> _Material for the task_
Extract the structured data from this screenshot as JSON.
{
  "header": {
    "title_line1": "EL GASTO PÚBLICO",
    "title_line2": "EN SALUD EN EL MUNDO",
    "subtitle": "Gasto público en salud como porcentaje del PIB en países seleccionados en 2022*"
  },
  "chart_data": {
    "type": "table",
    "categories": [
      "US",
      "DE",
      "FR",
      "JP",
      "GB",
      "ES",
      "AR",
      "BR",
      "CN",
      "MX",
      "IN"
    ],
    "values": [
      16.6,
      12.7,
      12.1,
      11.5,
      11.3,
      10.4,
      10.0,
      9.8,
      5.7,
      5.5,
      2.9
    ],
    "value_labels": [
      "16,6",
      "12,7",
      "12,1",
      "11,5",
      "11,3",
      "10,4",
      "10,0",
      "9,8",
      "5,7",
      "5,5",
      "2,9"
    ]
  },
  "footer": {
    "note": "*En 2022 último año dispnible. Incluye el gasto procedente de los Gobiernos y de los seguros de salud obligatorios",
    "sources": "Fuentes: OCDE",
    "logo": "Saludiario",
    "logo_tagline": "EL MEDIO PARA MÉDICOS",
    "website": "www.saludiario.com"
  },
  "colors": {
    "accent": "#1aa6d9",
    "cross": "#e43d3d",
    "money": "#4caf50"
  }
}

> _Given problem_
Repeat every entry word for word.

> _Solution_
Extract the structured data from this screenshot as JSON.
{
  "header": {
    "title_line1": "EL GASTO PÚBLICO",
    "title_line2": "EN SALUD EN EL MUNDO",
    "subtitle": "Gasto público en salud como porcentaje del PIB en países seleccionados en 2022*"
  },
  "chart_data": {
    "type": "table",
    "categories": [
      "US",
      "DE",
      "FR",
      "JP",
      "GB",
      "ES",
      "AR",
      "BR",
      "CN",
      "MX",
      "IN"
    ],
    "values": [
      16.6,
      12.7,
      12.1,
      11.5,
      11.3,
      10.4,
      10.0,
      9.8,
      5.7,
      5.5,
      2.9
    ],
    "value_labels": [
      "16,6",
      "12,7",
      "12,1",
      "11,5",
      "11,3",
      "10,4",
      "10,0",
      "9,8",
      "5,7",
      "5,5",
      "2,9"
    ]
  },
  "footer": {
    "note": "*En 2022 último año dispnible. Incluye el gasto procedente de los Gobiernos y de los seguros de salud obligatorios",
    "sources": "Fuentes: OCDE",
    "logo": "Saludiario",
    "logo_tagline": "EL MEDIO PARA MÉDICOS",
    "website": "www.saludiario.com"
  },
  "colors": {
    "accent": "#1aa6d9",
    "cross": "#e43d3d",
    "money": "#4caf50"
  }
}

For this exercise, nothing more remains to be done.